Input rows:
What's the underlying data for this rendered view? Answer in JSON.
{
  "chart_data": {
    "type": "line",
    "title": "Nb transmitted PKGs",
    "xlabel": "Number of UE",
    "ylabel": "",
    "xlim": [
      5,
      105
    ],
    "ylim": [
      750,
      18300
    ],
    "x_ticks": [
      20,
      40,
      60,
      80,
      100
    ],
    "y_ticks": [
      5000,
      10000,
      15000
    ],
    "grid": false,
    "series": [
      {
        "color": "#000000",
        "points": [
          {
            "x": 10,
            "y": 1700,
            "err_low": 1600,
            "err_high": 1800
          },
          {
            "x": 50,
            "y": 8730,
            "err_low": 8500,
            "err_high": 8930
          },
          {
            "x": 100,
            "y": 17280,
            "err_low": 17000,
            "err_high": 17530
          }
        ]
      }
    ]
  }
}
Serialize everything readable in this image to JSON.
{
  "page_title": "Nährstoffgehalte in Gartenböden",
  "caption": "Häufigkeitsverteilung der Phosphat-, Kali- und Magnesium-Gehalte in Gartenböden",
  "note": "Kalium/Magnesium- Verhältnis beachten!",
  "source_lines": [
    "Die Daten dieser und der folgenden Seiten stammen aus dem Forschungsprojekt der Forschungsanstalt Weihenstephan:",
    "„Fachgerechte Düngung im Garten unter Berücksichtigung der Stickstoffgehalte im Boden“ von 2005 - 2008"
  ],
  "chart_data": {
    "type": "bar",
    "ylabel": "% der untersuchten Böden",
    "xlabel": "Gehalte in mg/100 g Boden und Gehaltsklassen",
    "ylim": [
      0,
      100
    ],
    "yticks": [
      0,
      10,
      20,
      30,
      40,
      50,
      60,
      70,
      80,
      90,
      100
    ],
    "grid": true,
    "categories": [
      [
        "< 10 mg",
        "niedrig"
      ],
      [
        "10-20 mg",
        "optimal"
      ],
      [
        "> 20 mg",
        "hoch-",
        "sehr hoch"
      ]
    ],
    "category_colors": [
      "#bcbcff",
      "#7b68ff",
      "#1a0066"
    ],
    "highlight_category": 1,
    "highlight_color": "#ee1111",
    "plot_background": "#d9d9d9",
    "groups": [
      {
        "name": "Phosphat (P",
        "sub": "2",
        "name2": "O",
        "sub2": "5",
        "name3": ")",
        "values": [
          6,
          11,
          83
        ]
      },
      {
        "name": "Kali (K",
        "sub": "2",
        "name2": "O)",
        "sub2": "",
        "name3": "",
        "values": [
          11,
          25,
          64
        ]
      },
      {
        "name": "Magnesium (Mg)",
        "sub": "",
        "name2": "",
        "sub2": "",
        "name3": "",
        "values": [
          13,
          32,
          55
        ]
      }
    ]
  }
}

Request: Would you reproduce the material above in full, exactly as given?

Finished task:
What's the underlying data for this rendered view? Answer in JSON.
{
  "chart_data": {
    "type": "line",
    "title": "Nb transmitted PKGs",
    "xlabel": "Number of UE",
    "ylabel": "",
    "xlim": [
      5,
      105
    ],
    "ylim": [
      750,
      18300
    ],
    "x_ticks": [
      20,
      40,
      60,
      80,
      100
    ],
    "y_ticks": [
      5000,
      10000,
      15000
    ],
    "grid": false,
    "series": [
      {
        "color": "#000000",
        "points": [
          {
            "x": 10,
            "y": 1700,
            "err_low": 1600,
            "err_high": 1800
          },
          {
            "x": 50,
            "y": 8730,
            "err_low": 8500,
            "err_high": 8930
          },
          {
            "x": 100,
            "y": 17280,
            "err_low": 17000,
            "err_high": 17530
          }
        ]
      }
    ]
  }
}
Serialize everything readable in this image to JSON.
{
  "page_title": "Nährstoffgehalte in Gartenböden",
  "caption": "Häufigkeitsverteilung der Phosphat-, Kali- und Magnesium-Gehalte in Gartenböden",
  "note": "Kalium/Magnesium- Verhältnis beachten!",
  "source_lines": [
    "Die Daten dieser und der folgenden Seiten stammen aus dem Forschungsprojekt der Forschungsanstalt Weihenstephan:",
    "„Fachgerechte Düngung im Garten unter Berücksichtigung der Stickstoffgehalte im Boden“ von 2005 - 2008"
  ],
  "chart_data": {
    "type": "bar",
    "ylabel": "% der untersuchten Böden",
    "xlabel": "Gehalte in mg/100 g Boden und Gehaltsklassen",
    "ylim": [
      0,
      100
    ],
    "yticks": [
      0,
      10,
      20,
      30,
      40,
      50,
      60,
      70,
      80,
      90,
      100
    ],
    "grid": true,
    "categories": [
      [
        "< 10 mg",
        "niedrig"
      ],
      [
        "10-20 mg",
        "optimal"
      ],
      [
        "> 20 mg",
        "hoch-",
        "sehr hoch"
      ]
    ],
    "category_colors": [
      "#bcbcff",
      "#7b68ff",
      "#1a0066"
    ],
    "highlight_category": 1,
    "highlight_color": "#ee1111",
    "plot_background": "#d9d9d9",
    "groups": [
      {
        "name": "Phosphat (P",
        "sub": "2",
        "name2": "O",
        "sub2": "5",
        "name3": ")",
        "values": [
          6,
          11,
          83
        ]
      },
      {
        "name": "Kali (K",
        "sub": "2",
        "name2": "O)",
        "sub2": "",
        "name3": "",
        "values": [
          11,
          25,
          64
        ]
      },
      {
        "name": "Magnesium (Mg)",
        "sub": "",
        "name2": "",
        "sub2": "",
        "name3": "",
        "values": [
          13,
          32,
          55
        ]
      }
    ]
  }
}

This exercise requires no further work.